**CHALLENGE**: Can you retype every record below exactly as written?

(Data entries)

· · · ·

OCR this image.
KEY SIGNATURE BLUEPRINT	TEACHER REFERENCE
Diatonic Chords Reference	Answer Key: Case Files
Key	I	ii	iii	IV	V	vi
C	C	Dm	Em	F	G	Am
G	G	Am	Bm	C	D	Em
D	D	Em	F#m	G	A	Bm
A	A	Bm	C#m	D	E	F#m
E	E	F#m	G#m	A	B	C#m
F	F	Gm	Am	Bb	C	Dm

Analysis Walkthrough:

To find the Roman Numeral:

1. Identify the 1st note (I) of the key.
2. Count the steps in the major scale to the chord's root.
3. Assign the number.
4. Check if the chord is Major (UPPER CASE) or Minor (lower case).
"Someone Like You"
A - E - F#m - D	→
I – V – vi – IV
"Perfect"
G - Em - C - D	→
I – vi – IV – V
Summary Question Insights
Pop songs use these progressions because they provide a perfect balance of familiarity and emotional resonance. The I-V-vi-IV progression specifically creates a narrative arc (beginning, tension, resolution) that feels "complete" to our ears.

· · · ·

**THE RESPONSE**:
OCR this image.
KEY SIGNATURE BLUEPRINT	TEACHER REFERENCE
Diatonic Chords Reference	Answer Key: Case Files
Key	I	ii	iii	IV	V	vi
C	C	Dm	Em	F	G	Am
G	G	Am	Bm	C	D	Em
D	D	Em	F#m	G	A	Bm
A	A	Bm	C#m	D	E	F#m
E	E	F#m	G#m	A	B	C#m
F	F	Gm	Am	Bb	C	Dm

Analysis Walkthrough:

To find the Roman Numeral:

1. Identify the 1st note (I) of the key.
2. Count the steps in the major scale to the chord's root.
3. Assign the number.
4. Check if the chord is Major (UPPER CASE) or Minor (lower case).
"Someone Like You"
A - E - F#m - D	→
I – V – vi – IV
"Perfect"
G - Em - C - D	→
I – vi – IV – V
Summary Question Insights
Pop songs use these progressions because they provide a perfect balance of familiarity and emotional resonance. The I-V-vi-IV progression specifically creates a narrative arc (beginning, tension, resolution) that feels "complete" to our ears.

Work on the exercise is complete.